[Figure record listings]

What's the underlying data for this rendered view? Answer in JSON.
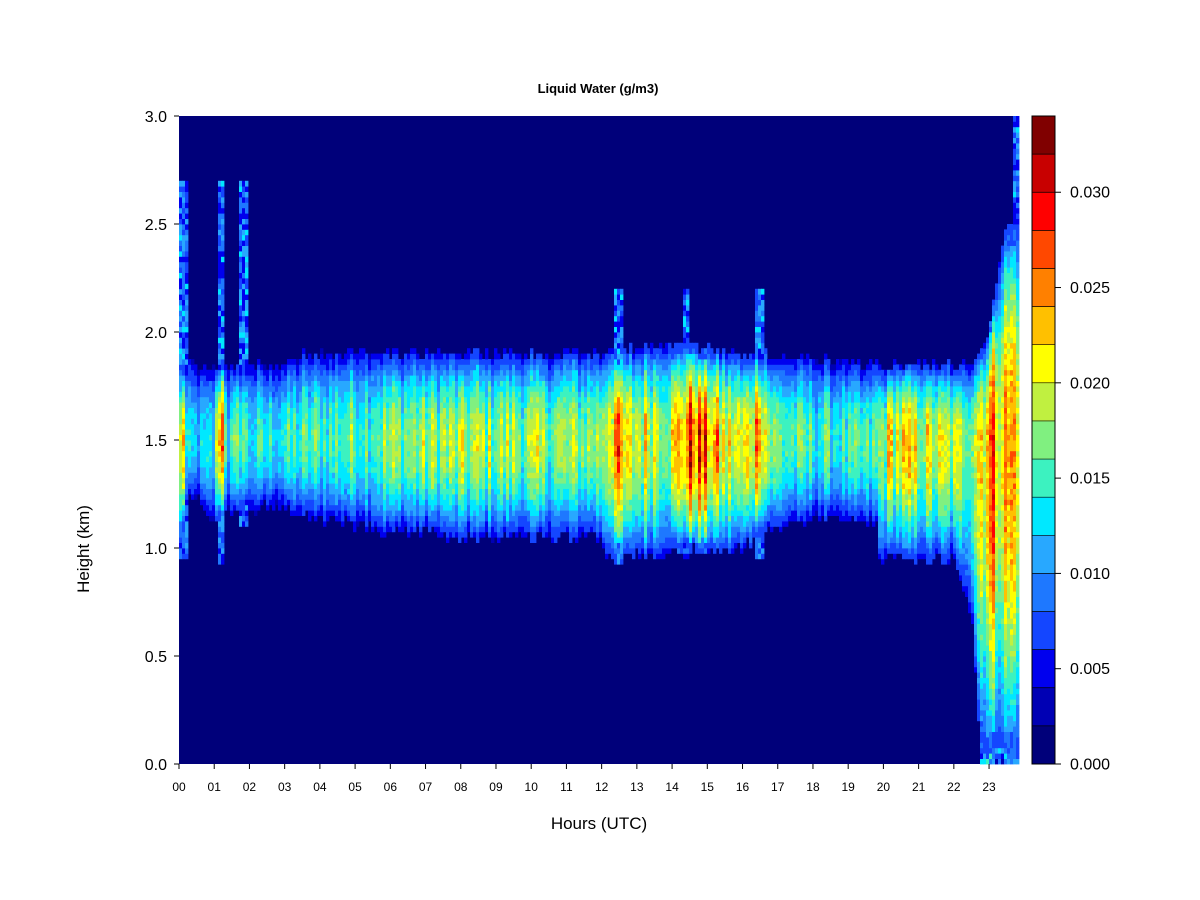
{
  "chart_data": {
    "type": "heatmap",
    "title": "Liquid Water (g/m3)",
    "xlabel": "Hours (UTC)",
    "ylabel": "Height (km)",
    "xlim": [
      0,
      23.85
    ],
    "ylim": [
      0,
      3.0
    ],
    "x_ticks": [
      "00",
      "01",
      "02",
      "03",
      "04",
      "05",
      "06",
      "07",
      "08",
      "09",
      "10",
      "11",
      "12",
      "13",
      "14",
      "15",
      "16",
      "17",
      "18",
      "19",
      "20",
      "21",
      "22",
      "23"
    ],
    "y_ticks": [
      "0.0",
      "0.5",
      "1.0",
      "1.5",
      "2.0",
      "2.5",
      "3.0"
    ],
    "colorbar": {
      "range": [
        0,
        0.034
      ],
      "step": 0.002,
      "ticks": [
        "0.000",
        "0.005",
        "0.010",
        "0.015",
        "0.020",
        "0.025",
        "0.030"
      ],
      "colors": [
        "#00007a",
        "#0000b4",
        "#0000ee",
        "#1446ff",
        "#1e78ff",
        "#28a8ff",
        "#00e8ff",
        "#3cf2c0",
        "#80f080",
        "#c0f040",
        "#ffff00",
        "#ffc000",
        "#ff8000",
        "#ff4800",
        "#ff0000",
        "#c80000",
        "#800000"
      ]
    },
    "cloud_layer": {
      "base_km": [
        [
          0.0,
          0.95
        ],
        [
          0.3,
          1.25
        ],
        [
          1.0,
          1.15
        ],
        [
          2.5,
          1.2
        ],
        [
          5.0,
          1.1
        ],
        [
          8.0,
          1.05
        ],
        [
          12.0,
          1.05
        ],
        [
          12.1,
          0.95
        ],
        [
          14.0,
          0.98
        ],
        [
          16.0,
          1.0
        ],
        [
          17.0,
          1.1
        ],
        [
          19.0,
          1.15
        ],
        [
          19.8,
          1.1
        ],
        [
          19.85,
          0.95
        ],
        [
          22.0,
          0.95
        ],
        [
          22.5,
          0.7
        ],
        [
          22.8,
          0.0
        ],
        [
          23.85,
          0.0
        ]
      ],
      "top_km": [
        [
          0.0,
          1.85
        ],
        [
          3.0,
          1.85
        ],
        [
          3.5,
          1.9
        ],
        [
          12.0,
          1.9
        ],
        [
          14.0,
          1.95
        ],
        [
          16.0,
          1.9
        ],
        [
          19.5,
          1.85
        ],
        [
          22.5,
          1.85
        ],
        [
          23.0,
          2.0
        ],
        [
          23.5,
          2.5
        ],
        [
          23.85,
          2.5
        ]
      ],
      "core_km": 1.5,
      "intensity": [
        [
          0.0,
          0.016
        ],
        [
          0.3,
          0.012
        ],
        [
          1.0,
          0.013
        ],
        [
          1.2,
          0.03
        ],
        [
          1.4,
          0.013
        ],
        [
          1.8,
          0.018
        ],
        [
          2.0,
          0.014
        ],
        [
          3.0,
          0.015
        ],
        [
          6.0,
          0.018
        ],
        [
          9.0,
          0.019
        ],
        [
          11.0,
          0.018
        ],
        [
          12.0,
          0.019
        ],
        [
          12.4,
          0.027
        ],
        [
          12.7,
          0.02
        ],
        [
          13.5,
          0.022
        ],
        [
          14.0,
          0.021
        ],
        [
          14.6,
          0.029
        ],
        [
          15.0,
          0.026
        ],
        [
          15.5,
          0.021
        ],
        [
          16.0,
          0.02
        ],
        [
          16.5,
          0.027
        ],
        [
          16.8,
          0.018
        ],
        [
          17.5,
          0.016
        ],
        [
          19.5,
          0.015
        ],
        [
          19.8,
          0.016
        ],
        [
          20.2,
          0.022
        ],
        [
          21.0,
          0.021
        ],
        [
          22.0,
          0.019
        ],
        [
          22.5,
          0.02
        ],
        [
          23.0,
          0.027
        ],
        [
          23.5,
          0.024
        ],
        [
          23.85,
          0.026
        ]
      ]
    },
    "spikes": [
      {
        "x": 0.1,
        "top_km": 2.7,
        "base_km": 0.95,
        "peak": 0.028
      },
      {
        "x": 1.2,
        "top_km": 2.7,
        "base_km": 0.92,
        "peak": 0.031
      },
      {
        "x": 1.8,
        "top_km": 2.7,
        "base_km": 1.1,
        "peak": 0.02
      },
      {
        "x": 12.5,
        "top_km": 2.2,
        "base_km": 0.92,
        "peak": 0.028
      },
      {
        "x": 14.4,
        "top_km": 2.2,
        "base_km": 0.95,
        "peak": 0.025
      },
      {
        "x": 16.5,
        "top_km": 2.2,
        "base_km": 0.95,
        "peak": 0.027
      },
      {
        "x": 23.8,
        "top_km": 3.0,
        "base_km": 0.0,
        "peak": 0.02
      }
    ]
  }
}
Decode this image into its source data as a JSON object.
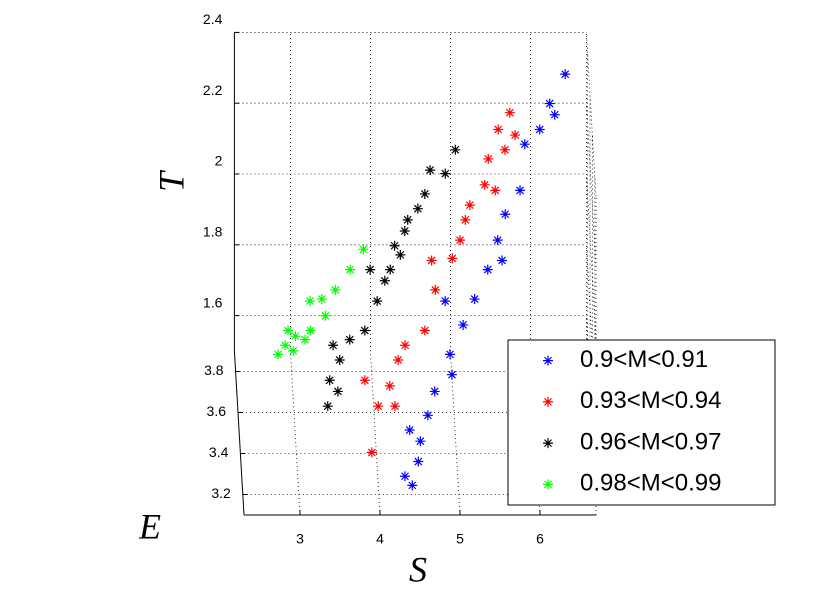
{
  "chart_data": {
    "type": "scatter3d",
    "xlabel": "S",
    "ylabel": "E",
    "zlabel": "T",
    "xlim": [
      2.3,
      6.7
    ],
    "ylim": [
      3.1,
      3.9
    ],
    "zlim": [
      1.5,
      2.4
    ],
    "xticks": [
      3,
      4,
      5,
      6
    ],
    "yticks": [
      3.2,
      3.4,
      3.6,
      3.8
    ],
    "zticks": [
      1.6,
      1.8,
      2,
      2.2,
      2.4
    ],
    "grid": true,
    "legend": "lower right",
    "series": [
      {
        "name": "0.9<M<0.91",
        "color": "#0000ff",
        "x": [
          6.42,
          6.22,
          6.28,
          6.09,
          5.9,
          5.83,
          5.64,
          5.54,
          5.59,
          5.41,
          5.24,
          5.09,
          4.92,
          4.94,
          4.72,
          4.63,
          4.4,
          4.53,
          4.5,
          4.33,
          4.42,
          4.87
        ],
        "y": [
          3.8,
          3.76,
          3.74,
          3.72,
          3.7,
          3.63,
          3.6,
          3.56,
          3.53,
          3.52,
          3.48,
          3.44,
          3.4,
          3.37,
          3.34,
          3.31,
          3.29,
          3.27,
          3.24,
          3.22,
          3.21,
          3.47
        ],
        "z": [
          2.34,
          2.28,
          2.26,
          2.23,
          2.2,
          2.11,
          2.06,
          2.01,
          1.97,
          1.95,
          1.89,
          1.84,
          1.78,
          1.74,
          1.71,
          1.66,
          1.63,
          1.61,
          1.57,
          1.54,
          1.52,
          1.89
        ]
      },
      {
        "name": "0.93<M<0.94",
        "color": "#ff0000",
        "x": [
          5.72,
          5.78,
          5.57,
          5.65,
          5.44,
          5.39,
          5.52,
          5.2,
          5.14,
          5.07,
          4.97,
          4.75,
          4.61,
          4.36,
          4.27,
          4.16,
          3.85,
          4.22,
          4.01,
          3.92,
          4.71
        ],
        "y": [
          3.75,
          3.71,
          3.72,
          3.69,
          3.68,
          3.64,
          3.63,
          3.61,
          3.59,
          3.56,
          3.54,
          3.49,
          3.43,
          3.41,
          3.39,
          3.35,
          3.36,
          3.32,
          3.32,
          3.25,
          3.53
        ],
        "z": [
          2.26,
          2.22,
          2.23,
          2.19,
          2.17,
          2.12,
          2.11,
          2.08,
          2.05,
          2.01,
          1.97,
          1.91,
          1.83,
          1.8,
          1.77,
          1.72,
          1.73,
          1.68,
          1.68,
          1.59,
          1.97
        ]
      },
      {
        "name": "0.96<M<0.97",
        "color": "#000000",
        "x": [
          5.03,
          4.9,
          4.71,
          4.64,
          4.55,
          4.42,
          4.38,
          4.25,
          4.32,
          4.19,
          3.94,
          4.02,
          3.86,
          3.67,
          3.46,
          3.54,
          3.41,
          3.51,
          3.38,
          4.12
        ],
        "y": [
          3.69,
          3.66,
          3.66,
          3.63,
          3.61,
          3.59,
          3.57,
          3.55,
          3.54,
          3.52,
          3.52,
          3.47,
          3.43,
          3.42,
          3.41,
          3.39,
          3.36,
          3.34,
          3.32,
          3.5
        ],
        "z": [
          2.19,
          2.14,
          2.15,
          2.1,
          2.07,
          2.05,
          2.03,
          2.0,
          1.98,
          1.95,
          1.95,
          1.89,
          1.83,
          1.81,
          1.8,
          1.77,
          1.73,
          1.71,
          1.68,
          1.93
        ]
      },
      {
        "name": "0.98<M<0.99",
        "color": "#00ff00",
        "x": [
          3.86,
          3.69,
          3.5,
          3.33,
          3.18,
          3.37,
          3.18,
          2.99,
          2.9,
          3.11,
          2.86,
          2.77,
          2.96
        ],
        "y": [
          3.55,
          3.52,
          3.49,
          3.48,
          3.47,
          3.45,
          3.43,
          3.42,
          3.43,
          3.42,
          3.41,
          3.4,
          3.4
        ],
        "z": [
          1.99,
          1.95,
          1.91,
          1.89,
          1.89,
          1.86,
          1.83,
          1.82,
          1.83,
          1.81,
          1.8,
          1.78,
          1.79
        ]
      }
    ]
  }
}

- [Objective]: Return every line in the listing that contains the word "JSON".

- [Response for this exercise]:
What's the underlying data for this rendered view? Answer in JSON.
Decode this image into its source data as a JSON object.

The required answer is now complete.